● Aim
Repeat each entry as written and leave the images out of the copy.

— START —

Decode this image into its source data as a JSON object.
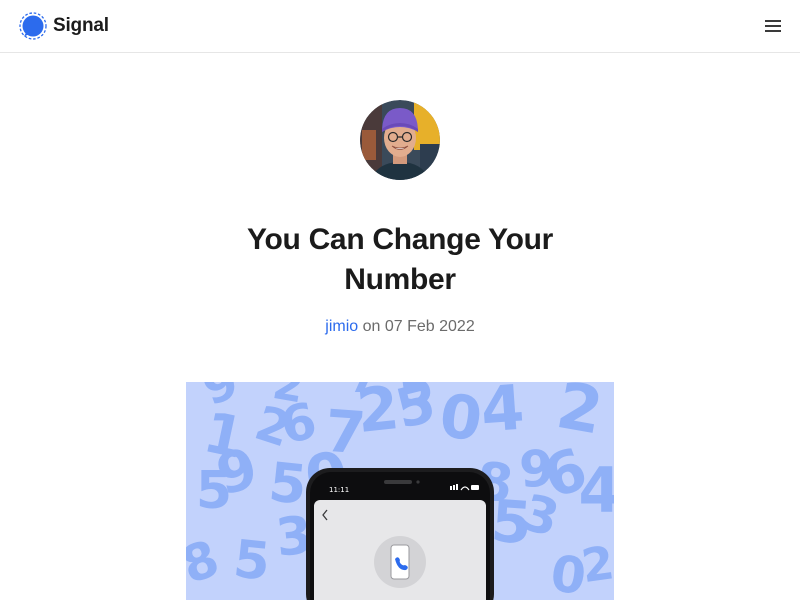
{
  "header": {
    "brand_name": "Signal",
    "logo_icon": "signal-bubble-icon",
    "menu_icon": "hamburger-menu-icon"
  },
  "post": {
    "author_avatar": "author-avatar-photo",
    "title": "You Can Change Your Number",
    "author": "jimio",
    "date_prefix": "on",
    "date": "07 Feb 2022"
  },
  "hero": {
    "phone_time": "11:11",
    "back_icon": "chevron-left-icon",
    "phone_icon": "phone-handset-icon",
    "numbers": [
      "9",
      "2",
      "7",
      "5",
      "1",
      "2",
      "6",
      "7",
      "2",
      "5",
      "0",
      "4",
      "2",
      "5",
      "9",
      "5",
      "0",
      "9",
      "8",
      "6",
      "5",
      "3",
      "4",
      "0",
      "2",
      "8",
      "5",
      "3"
    ]
  },
  "colors": {
    "accent": "#2c6bed",
    "hero_background": "#c2d2fc",
    "hero_digits": "#8fb0f7",
    "title_text": "#1b1b1b",
    "meta_text": "#6b6b6b"
  }
}
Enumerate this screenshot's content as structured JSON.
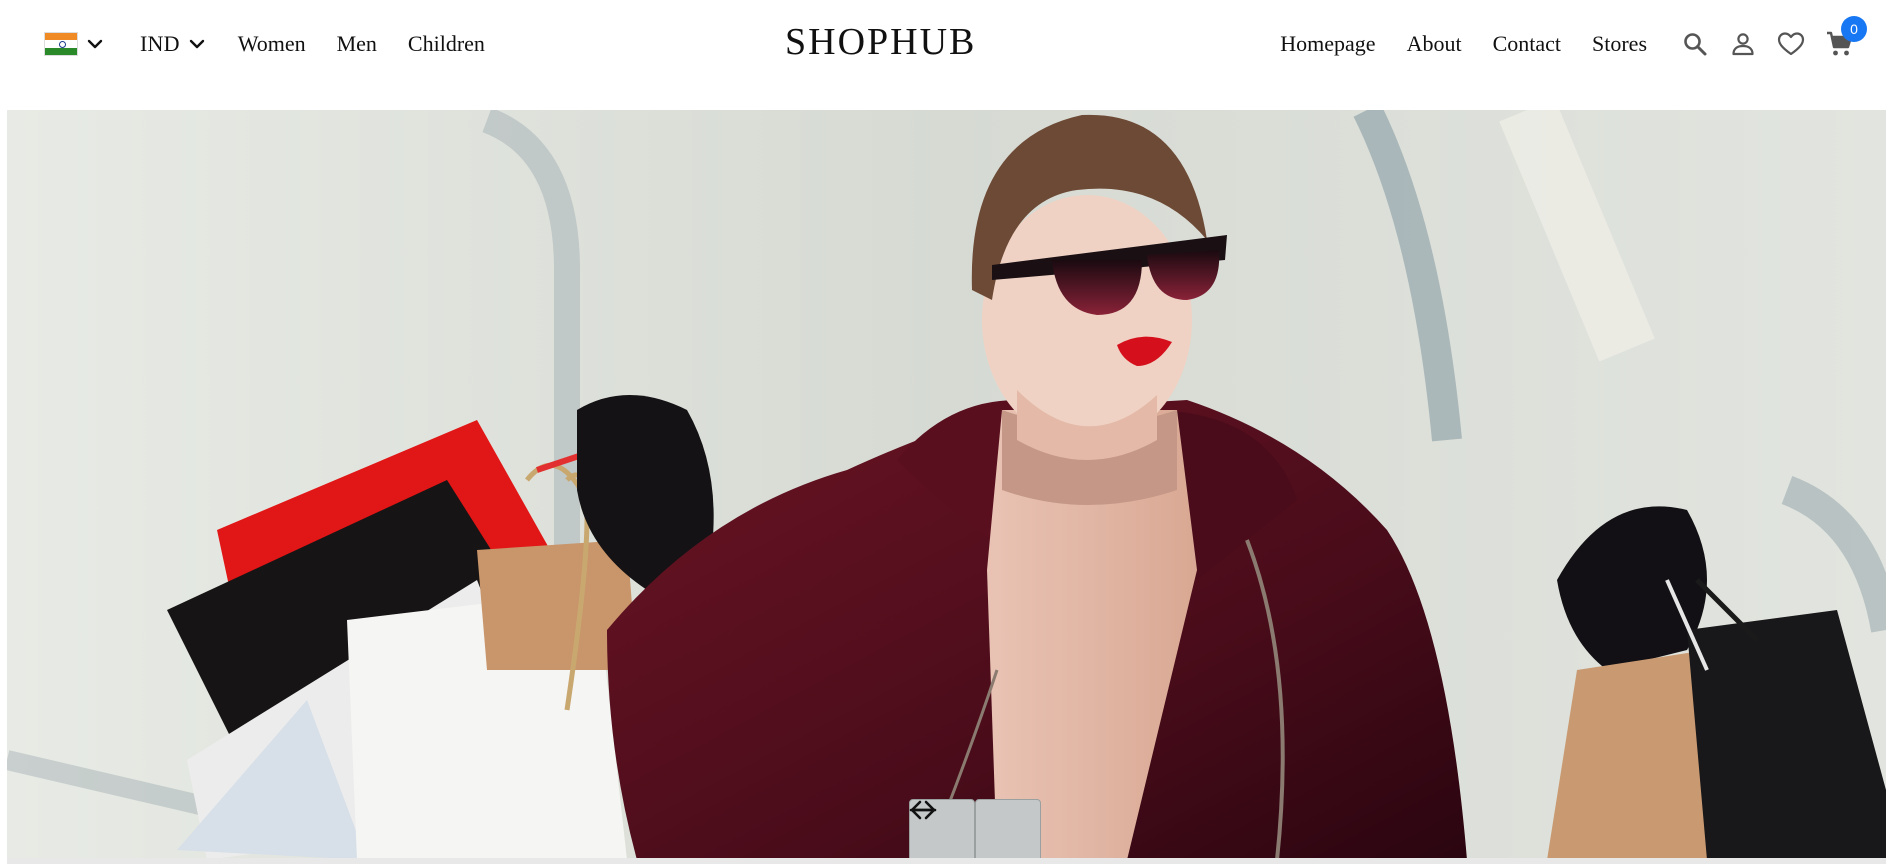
{
  "header": {
    "locale": {
      "flag_icon": "india-flag-icon",
      "currency_label": "IND"
    },
    "nav_left": [
      {
        "label": "Women"
      },
      {
        "label": "Men"
      },
      {
        "label": "Children"
      }
    ],
    "logo": "SHOPHUB",
    "nav_right": [
      {
        "label": "Homepage"
      },
      {
        "label": "About"
      },
      {
        "label": "Contact"
      },
      {
        "label": "Stores"
      }
    ],
    "icons": [
      "search-icon",
      "user-icon",
      "heart-icon",
      "cart-icon"
    ],
    "cart_count": "0"
  },
  "hero": {
    "image": "woman-with-shopping-bags"
  },
  "colors": {
    "accent": "#1877f2",
    "coat": "#5a1020",
    "arrow_bg": "#c4c8c8"
  }
}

— END —

● In response
Decode this image into its source data as a JSON object.
{
  "header": {
    "brand_name": "Signal",
    "logo_icon": "signal-bubble-icon",
    "menu_icon": "hamburger-menu-icon"
  },
  "post": {
    "author_avatar": "author-avatar-photo",
    "title": "You Can Change Your Number",
    "author": "jimio",
    "date_prefix": "on",
    "date": "07 Feb 2022"
  },
  "hero": {
    "phone_time": "11:11",
    "back_icon": "chevron-left-icon",
    "phone_icon": "phone-handset-icon",
    "numbers": [
      "9",
      "2",
      "7",
      "5",
      "1",
      "2",
      "6",
      "7",
      "2",
      "5",
      "0",
      "4",
      "2",
      "5",
      "9",
      "5",
      "0",
      "9",
      "8",
      "6",
      "5",
      "3",
      "4",
      "0",
      "2",
      "8",
      "5",
      "3"
    ]
  },
  "colors": {
    "accent": "#2c6bed",
    "hero_background": "#c2d2fc",
    "hero_digits": "#8fb0f7",
    "title_text": "#1b1b1b",
    "meta_text": "#6b6b6b"
  }
}
Enumerate this screenshot's content as structured JSON.
{
  "header": {
    "locale": {
      "flag_icon": "india-flag-icon",
      "currency_label": "IND"
    },
    "nav_left": [
      {
        "label": "Women"
      },
      {
        "label": "Men"
      },
      {
        "label": "Children"
      }
    ],
    "logo": "SHOPHUB",
    "nav_right": [
      {
        "label": "Homepage"
      },
      {
        "label": "About"
      },
      {
        "label": "Contact"
      },
      {
        "label": "Stores"
      }
    ],
    "icons": [
      "search-icon",
      "user-icon",
      "heart-icon",
      "cart-icon"
    ],
    "cart_count": "0"
  },
  "hero": {
    "image": "woman-with-shopping-bags"
  },
  "colors": {
    "accent": "#1877f2",
    "coat": "#5a1020",
    "arrow_bg": "#c4c8c8"
  }
}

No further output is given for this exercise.